[begin DATA IN THIS EXERCISE]

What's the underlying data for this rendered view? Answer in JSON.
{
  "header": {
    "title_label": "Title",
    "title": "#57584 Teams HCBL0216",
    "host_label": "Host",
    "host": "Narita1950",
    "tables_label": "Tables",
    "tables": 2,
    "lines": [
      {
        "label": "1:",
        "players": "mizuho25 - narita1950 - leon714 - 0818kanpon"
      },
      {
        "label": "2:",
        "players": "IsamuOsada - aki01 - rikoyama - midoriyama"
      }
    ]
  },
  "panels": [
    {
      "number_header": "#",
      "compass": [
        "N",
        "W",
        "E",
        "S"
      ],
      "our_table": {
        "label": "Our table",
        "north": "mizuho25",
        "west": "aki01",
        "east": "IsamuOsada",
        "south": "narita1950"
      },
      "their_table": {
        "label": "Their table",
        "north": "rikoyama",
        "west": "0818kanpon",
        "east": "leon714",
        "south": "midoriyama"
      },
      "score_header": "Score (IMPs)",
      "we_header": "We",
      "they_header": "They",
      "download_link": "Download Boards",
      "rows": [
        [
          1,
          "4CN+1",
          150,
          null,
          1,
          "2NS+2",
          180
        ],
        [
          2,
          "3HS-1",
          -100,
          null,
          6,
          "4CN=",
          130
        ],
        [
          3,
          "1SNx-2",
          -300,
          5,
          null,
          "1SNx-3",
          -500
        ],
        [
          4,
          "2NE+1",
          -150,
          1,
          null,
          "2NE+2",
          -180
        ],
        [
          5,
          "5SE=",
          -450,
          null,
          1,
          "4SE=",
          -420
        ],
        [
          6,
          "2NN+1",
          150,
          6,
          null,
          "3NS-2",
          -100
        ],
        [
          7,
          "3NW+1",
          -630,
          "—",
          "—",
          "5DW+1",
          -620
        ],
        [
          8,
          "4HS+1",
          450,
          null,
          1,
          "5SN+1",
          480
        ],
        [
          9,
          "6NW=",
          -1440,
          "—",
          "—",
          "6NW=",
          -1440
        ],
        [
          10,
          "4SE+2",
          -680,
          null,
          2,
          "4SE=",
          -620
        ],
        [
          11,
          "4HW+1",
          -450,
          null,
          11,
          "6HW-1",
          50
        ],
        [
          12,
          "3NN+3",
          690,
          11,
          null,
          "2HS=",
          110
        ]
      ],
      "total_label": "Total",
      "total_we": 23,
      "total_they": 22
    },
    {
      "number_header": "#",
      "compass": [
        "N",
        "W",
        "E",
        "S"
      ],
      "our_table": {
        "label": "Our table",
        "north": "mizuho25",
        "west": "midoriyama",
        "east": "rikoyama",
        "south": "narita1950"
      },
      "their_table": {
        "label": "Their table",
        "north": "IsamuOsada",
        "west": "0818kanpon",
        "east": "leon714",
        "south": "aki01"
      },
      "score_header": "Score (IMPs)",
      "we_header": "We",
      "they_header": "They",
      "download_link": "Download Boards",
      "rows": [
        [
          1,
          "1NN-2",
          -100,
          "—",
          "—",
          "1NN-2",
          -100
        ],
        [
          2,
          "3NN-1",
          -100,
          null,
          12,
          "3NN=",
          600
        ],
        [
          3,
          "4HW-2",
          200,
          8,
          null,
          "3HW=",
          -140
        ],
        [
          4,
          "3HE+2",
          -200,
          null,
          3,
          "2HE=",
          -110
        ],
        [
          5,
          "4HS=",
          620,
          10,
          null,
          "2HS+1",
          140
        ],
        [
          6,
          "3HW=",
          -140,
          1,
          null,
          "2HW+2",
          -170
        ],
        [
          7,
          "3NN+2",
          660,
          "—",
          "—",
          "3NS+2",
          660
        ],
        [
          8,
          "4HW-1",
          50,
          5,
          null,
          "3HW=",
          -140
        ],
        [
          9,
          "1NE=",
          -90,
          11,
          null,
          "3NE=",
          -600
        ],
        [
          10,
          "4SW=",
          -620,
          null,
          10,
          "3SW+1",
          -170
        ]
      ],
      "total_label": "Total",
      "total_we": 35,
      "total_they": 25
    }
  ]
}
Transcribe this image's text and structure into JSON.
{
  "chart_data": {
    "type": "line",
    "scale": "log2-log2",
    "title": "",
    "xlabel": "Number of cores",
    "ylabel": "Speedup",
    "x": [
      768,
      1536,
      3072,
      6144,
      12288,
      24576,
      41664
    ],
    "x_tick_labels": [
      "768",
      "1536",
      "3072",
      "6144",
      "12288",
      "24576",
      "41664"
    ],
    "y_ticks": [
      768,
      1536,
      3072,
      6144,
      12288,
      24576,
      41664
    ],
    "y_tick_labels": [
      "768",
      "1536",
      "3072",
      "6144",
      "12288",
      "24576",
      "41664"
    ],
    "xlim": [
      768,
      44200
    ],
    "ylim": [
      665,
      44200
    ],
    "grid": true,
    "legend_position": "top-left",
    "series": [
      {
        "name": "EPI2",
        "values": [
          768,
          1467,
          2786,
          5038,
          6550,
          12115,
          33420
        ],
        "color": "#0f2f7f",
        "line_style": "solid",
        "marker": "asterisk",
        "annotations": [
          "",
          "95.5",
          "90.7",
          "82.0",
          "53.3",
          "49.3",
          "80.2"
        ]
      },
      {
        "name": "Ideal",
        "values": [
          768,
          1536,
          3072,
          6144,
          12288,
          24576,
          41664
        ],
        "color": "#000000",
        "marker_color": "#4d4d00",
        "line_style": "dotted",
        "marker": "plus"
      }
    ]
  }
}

[end DATA IN THIS EXERCISE]

# TO BE DONE
Using the exact wording, write out all of the records.

# TASK ANSWER
What's the underlying data for this rendered view? Answer in JSON.
{
  "header": {
    "title_label": "Title",
    "title": "#57584 Teams HCBL0216",
    "host_label": "Host",
    "host": "Narita1950",
    "tables_label": "Tables",
    "tables": 2,
    "lines": [
      {
        "label": "1:",
        "players": "mizuho25 - narita1950 - leon714 - 0818kanpon"
      },
      {
        "label": "2:",
        "players": "IsamuOsada - aki01 - rikoyama - midoriyama"
      }
    ]
  },
  "panels": [
    {
      "number_header": "#",
      "compass": [
        "N",
        "W",
        "E",
        "S"
      ],
      "our_table": {
        "label": "Our table",
        "north": "mizuho25",
        "west": "aki01",
        "east": "IsamuOsada",
        "south": "narita1950"
      },
      "their_table": {
        "label": "Their table",
        "north": "rikoyama",
        "west": "0818kanpon",
        "east": "leon714",
        "south": "midoriyama"
      },
      "score_header": "Score (IMPs)",
      "we_header": "We",
      "they_header": "They",
      "download_link": "Download Boards",
      "rows": [
        [
          1,
          "4CN+1",
          150,
          null,
          1,
          "2NS+2",
          180
        ],
        [
          2,
          "3HS-1",
          -100,
          null,
          6,
          "4CN=",
          130
        ],
        [
          3,
          "1SNx-2",
          -300,
          5,
          null,
          "1SNx-3",
          -500
        ],
        [
          4,
          "2NE+1",
          -150,
          1,
          null,
          "2NE+2",
          -180
        ],
        [
          5,
          "5SE=",
          -450,
          null,
          1,
          "4SE=",
          -420
        ],
        [
          6,
          "2NN+1",
          150,
          6,
          null,
          "3NS-2",
          -100
        ],
        [
          7,
          "3NW+1",
          -630,
          "—",
          "—",
          "5DW+1",
          -620
        ],
        [
          8,
          "4HS+1",
          450,
          null,
          1,
          "5SN+1",
          480
        ],
        [
          9,
          "6NW=",
          -1440,
          "—",
          "—",
          "6NW=",
          -1440
        ],
        [
          10,
          "4SE+2",
          -680,
          null,
          2,
          "4SE=",
          -620
        ],
        [
          11,
          "4HW+1",
          -450,
          null,
          11,
          "6HW-1",
          50
        ],
        [
          12,
          "3NN+3",
          690,
          11,
          null,
          "2HS=",
          110
        ]
      ],
      "total_label": "Total",
      "total_we": 23,
      "total_they": 22
    },
    {
      "number_header": "#",
      "compass": [
        "N",
        "W",
        "E",
        "S"
      ],
      "our_table": {
        "label": "Our table",
        "north": "mizuho25",
        "west": "midoriyama",
        "east": "rikoyama",
        "south": "narita1950"
      },
      "their_table": {
        "label": "Their table",
        "north": "IsamuOsada",
        "west": "0818kanpon",
        "east": "leon714",
        "south": "aki01"
      },
      "score_header": "Score (IMPs)",
      "we_header": "We",
      "they_header": "They",
      "download_link": "Download Boards",
      "rows": [
        [
          1,
          "1NN-2",
          -100,
          "—",
          "—",
          "1NN-2",
          -100
        ],
        [
          2,
          "3NN-1",
          -100,
          null,
          12,
          "3NN=",
          600
        ],
        [
          3,
          "4HW-2",
          200,
          8,
          null,
          "3HW=",
          -140
        ],
        [
          4,
          "3HE+2",
          -200,
          null,
          3,
          "2HE=",
          -110
        ],
        [
          5,
          "4HS=",
          620,
          10,
          null,
          "2HS+1",
          140
        ],
        [
          6,
          "3HW=",
          -140,
          1,
          null,
          "2HW+2",
          -170
        ],
        [
          7,
          "3NN+2",
          660,
          "—",
          "—",
          "3NS+2",
          660
        ],
        [
          8,
          "4HW-1",
          50,
          5,
          null,
          "3HW=",
          -140
        ],
        [
          9,
          "1NE=",
          -90,
          11,
          null,
          "3NE=",
          -600
        ],
        [
          10,
          "4SW=",
          -620,
          null,
          10,
          "3SW+1",
          -170
        ]
      ],
      "total_label": "Total",
      "total_we": 35,
      "total_they": 25
    }
  ]
}
Transcribe this image's text and structure into JSON.
{
  "chart_data": {
    "type": "line",
    "scale": "log2-log2",
    "title": "",
    "xlabel": "Number of cores",
    "ylabel": "Speedup",
    "x": [
      768,
      1536,
      3072,
      6144,
      12288,
      24576,
      41664
    ],
    "x_tick_labels": [
      "768",
      "1536",
      "3072",
      "6144",
      "12288",
      "24576",
      "41664"
    ],
    "y_ticks": [
      768,
      1536,
      3072,
      6144,
      12288,
      24576,
      41664
    ],
    "y_tick_labels": [
      "768",
      "1536",
      "3072",
      "6144",
      "12288",
      "24576",
      "41664"
    ],
    "xlim": [
      768,
      44200
    ],
    "ylim": [
      665,
      44200
    ],
    "grid": true,
    "legend_position": "top-left",
    "series": [
      {
        "name": "EPI2",
        "values": [
          768,
          1467,
          2786,
          5038,
          6550,
          12115,
          33420
        ],
        "color": "#0f2f7f",
        "line_style": "solid",
        "marker": "asterisk",
        "annotations": [
          "",
          "95.5",
          "90.7",
          "82.0",
          "53.3",
          "49.3",
          "80.2"
        ]
      },
      {
        "name": "Ideal",
        "values": [
          768,
          1536,
          3072,
          6144,
          12288,
          24576,
          41664
        ],
        "color": "#000000",
        "marker_color": "#4d4d00",
        "line_style": "dotted",
        "marker": "plus"
      }
    ]
  }
}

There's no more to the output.